====== DATA SUPPLIED

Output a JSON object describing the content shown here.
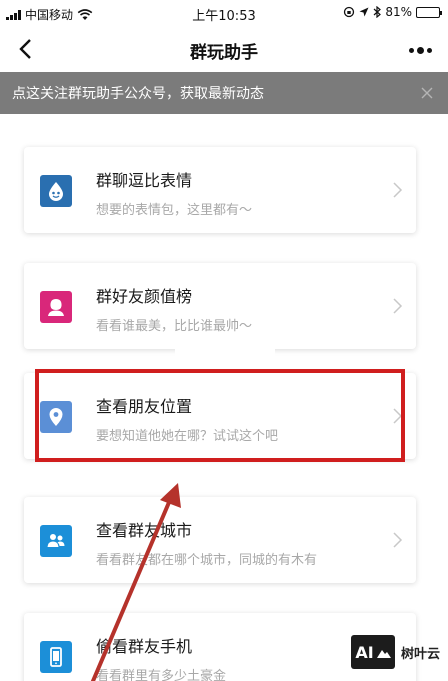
{
  "status_bar": {
    "carrier": "中国移动",
    "time": "上午10:53",
    "battery_label": "81%",
    "battery_level": 0.81
  },
  "nav": {
    "title": "群玩助手"
  },
  "banner": {
    "text": "点这关注群玩助手公众号，获取最新动态"
  },
  "features": [
    {
      "title": "群聊逗比表情",
      "subtitle": "想要的表情包，这里都有～",
      "icon": "drop-face-icon",
      "color": "#2a6fb0"
    },
    {
      "title": "群好友颜值榜",
      "subtitle": "看看谁最美，比比谁最帅～",
      "icon": "person-portrait-icon",
      "color": "#d9277a"
    },
    {
      "title": "查看朋友位置",
      "subtitle": "要想知道他她在哪？试试这个吧",
      "icon": "map-pin-icon",
      "color": "#5b8fd6"
    },
    {
      "title": "查看群友城市",
      "subtitle": "看看群友都在哪个城市，同城的有木有",
      "icon": "people-icon",
      "color": "#1c8fd8"
    },
    {
      "title": "偷看群友手机",
      "subtitle": "看看群里有多少土豪金",
      "icon": "phone-icon",
      "color": "#1c8fd8"
    }
  ],
  "annotation": {
    "highlight_color": "#d01e1e",
    "arrow_color": "#b5322b"
  },
  "watermark": {
    "text": "树叶云",
    "logo": "AI"
  }
}
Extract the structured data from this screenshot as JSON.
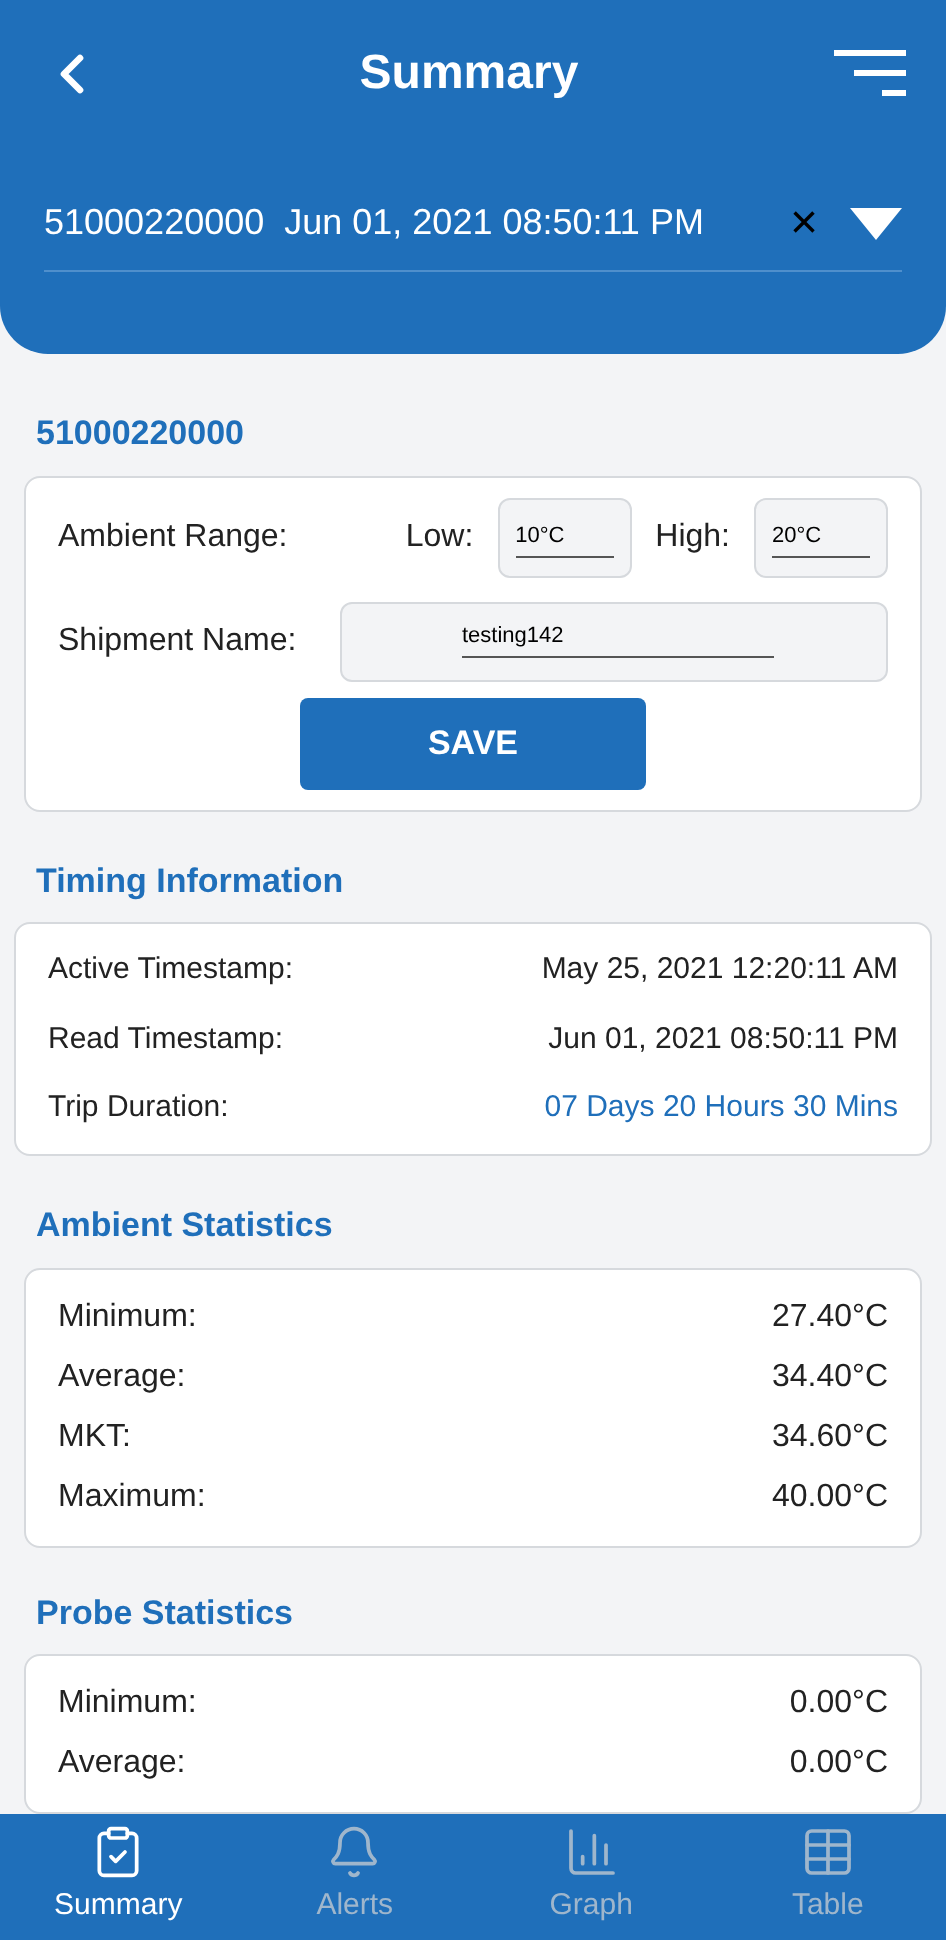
{
  "header": {
    "title": "Summary",
    "selector": "51000220000  Jun 01, 2021 08:50:11 PM",
    "clear": "×"
  },
  "device": {
    "heading": "51000220000",
    "ambient_range_label": "Ambient Range:",
    "low_label": "Low:",
    "low_value": "10°C",
    "high_label": "High:",
    "high_value": "20°C",
    "shipment_label": "Shipment Name:",
    "shipment_value": "testing142",
    "save": "SAVE"
  },
  "timing": {
    "heading": "Timing Information",
    "rows": [
      {
        "label": "Active Timestamp:",
        "value": "May 25, 2021 12:20:11 AM",
        "highlight": false
      },
      {
        "label": "Read Timestamp:",
        "value": "Jun 01, 2021 08:50:11 PM",
        "highlight": false
      },
      {
        "label": "Trip Duration:",
        "value": "07 Days 20 Hours 30 Mins",
        "highlight": true
      }
    ]
  },
  "ambient": {
    "heading": "Ambient Statistics",
    "rows": [
      {
        "label": "Minimum:",
        "value": "27.40°C"
      },
      {
        "label": "Average:",
        "value": "34.40°C"
      },
      {
        "label": "MKT:",
        "value": "34.60°C"
      },
      {
        "label": "Maximum:",
        "value": "40.00°C"
      }
    ]
  },
  "probe": {
    "heading": "Probe Statistics",
    "rows": [
      {
        "label": "Minimum:",
        "value": "0.00°C"
      },
      {
        "label": "Average:",
        "value": "0.00°C"
      }
    ]
  },
  "tabs": [
    {
      "label": "Summary",
      "kind": "clipboard",
      "selected": true
    },
    {
      "label": "Alerts",
      "kind": "bell",
      "selected": false
    },
    {
      "label": "Graph",
      "kind": "chart",
      "selected": false
    },
    {
      "label": "Table",
      "kind": "table",
      "selected": false
    }
  ]
}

============

### WORK TO COMPLETE
Make an exact copy of the listing above. Do not include the pictures.

### COMPLETE RESPONSE
Output a JSON object describing the content shown here.
{
  "status_bar": {
    "carrier": "中国移动",
    "time": "上午10:53",
    "battery_label": "81%",
    "battery_level": 0.81
  },
  "nav": {
    "title": "群玩助手"
  },
  "banner": {
    "text": "点这关注群玩助手公众号，获取最新动态"
  },
  "features": [
    {
      "title": "群聊逗比表情",
      "subtitle": "想要的表情包，这里都有～",
      "icon": "drop-face-icon",
      "color": "#2a6fb0"
    },
    {
      "title": "群好友颜值榜",
      "subtitle": "看看谁最美，比比谁最帅～",
      "icon": "person-portrait-icon",
      "color": "#d9277a"
    },
    {
      "title": "查看朋友位置",
      "subtitle": "要想知道他她在哪？试试这个吧",
      "icon": "map-pin-icon",
      "color": "#5b8fd6"
    },
    {
      "title": "查看群友城市",
      "subtitle": "看看群友都在哪个城市，同城的有木有",
      "icon": "people-icon",
      "color": "#1c8fd8"
    },
    {
      "title": "偷看群友手机",
      "subtitle": "看看群里有多少土豪金",
      "icon": "phone-icon",
      "color": "#1c8fd8"
    }
  ],
  "annotation": {
    "highlight_color": "#d01e1e",
    "arrow_color": "#b5322b"
  },
  "watermark": {
    "text": "树叶云",
    "logo": "AI"
  }
}
Extract the structured data from this screenshot as JSON.
{
  "header": {
    "title": "Summary",
    "selector": "51000220000  Jun 01, 2021 08:50:11 PM",
    "clear": "×"
  },
  "device": {
    "heading": "51000220000",
    "ambient_range_label": "Ambient Range:",
    "low_label": "Low:",
    "low_value": "10°C",
    "high_label": "High:",
    "high_value": "20°C",
    "shipment_label": "Shipment Name:",
    "shipment_value": "testing142",
    "save": "SAVE"
  },
  "timing": {
    "heading": "Timing Information",
    "rows": [
      {
        "label": "Active Timestamp:",
        "value": "May 25, 2021 12:20:11 AM",
        "highlight": false
      },
      {
        "label": "Read Timestamp:",
        "value": "Jun 01, 2021 08:50:11 PM",
        "highlight": false
      },
      {
        "label": "Trip Duration:",
        "value": "07 Days 20 Hours 30 Mins",
        "highlight": true
      }
    ]
  },
  "ambient": {
    "heading": "Ambient Statistics",
    "rows": [
      {
        "label": "Minimum:",
        "value": "27.40°C"
      },
      {
        "label": "Average:",
        "value": "34.40°C"
      },
      {
        "label": "MKT:",
        "value": "34.60°C"
      },
      {
        "label": "Maximum:",
        "value": "40.00°C"
      }
    ]
  },
  "probe": {
    "heading": "Probe Statistics",
    "rows": [
      {
        "label": "Minimum:",
        "value": "0.00°C"
      },
      {
        "label": "Average:",
        "value": "0.00°C"
      }
    ]
  },
  "tabs": [
    {
      "label": "Summary",
      "kind": "clipboard",
      "selected": true
    },
    {
      "label": "Alerts",
      "kind": "bell",
      "selected": false
    },
    {
      "label": "Graph",
      "kind": "chart",
      "selected": false
    },
    {
      "label": "Table",
      "kind": "table",
      "selected": false
    }
  ]
}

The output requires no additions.